▸ **Directions**
Transcribe each line of the records below exactly, excluding any embedded images.

▸ **Data section**
* begin *

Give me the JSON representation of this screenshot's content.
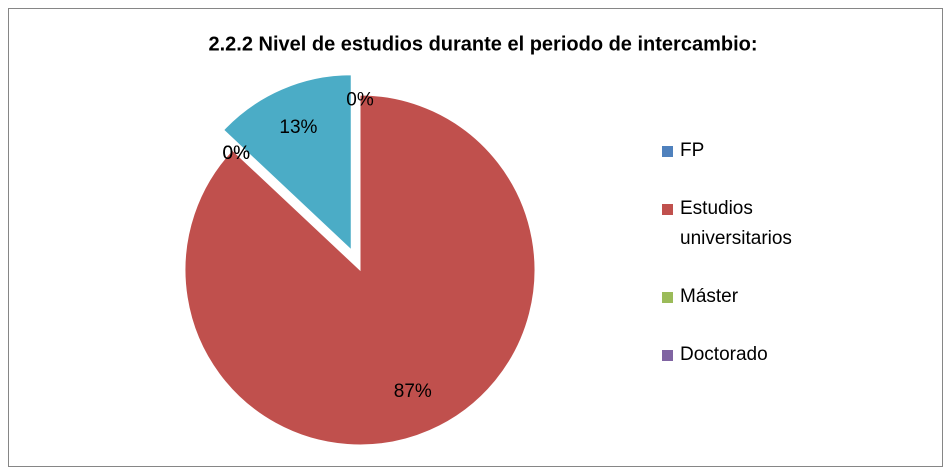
{
  "chart_data": {
    "type": "pie",
    "title": "2.2.2 Nivel de estudios durante el periodo de intercambio:",
    "categories": [
      "FP",
      "Estudios universitarios",
      "Máster",
      "Doctorado",
      null
    ],
    "values": [
      0,
      87,
      0,
      0,
      13
    ],
    "value_labels": [
      "0%",
      "87%",
      "0%",
      "0%",
      "13%"
    ],
    "colors": [
      "#4f81bd",
      "#c0504d",
      "#9bbb59",
      "#8064a2",
      "#4bacc6"
    ],
    "exploded": [
      4
    ],
    "legend": "right"
  }
}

* end *

▸ **Output**
Give me the JSON representation of this screenshot's content.
{
  "chart_data": {
    "type": "pie",
    "title": "2.2.2 Nivel de estudios durante el periodo de intercambio:",
    "categories": [
      "FP",
      "Estudios universitarios",
      "Máster",
      "Doctorado",
      null
    ],
    "values": [
      0,
      87,
      0,
      0,
      13
    ],
    "value_labels": [
      "0%",
      "87%",
      "0%",
      "0%",
      "13%"
    ],
    "colors": [
      "#4f81bd",
      "#c0504d",
      "#9bbb59",
      "#8064a2",
      "#4bacc6"
    ],
    "exploded": [
      4
    ],
    "legend": "right"
  }
}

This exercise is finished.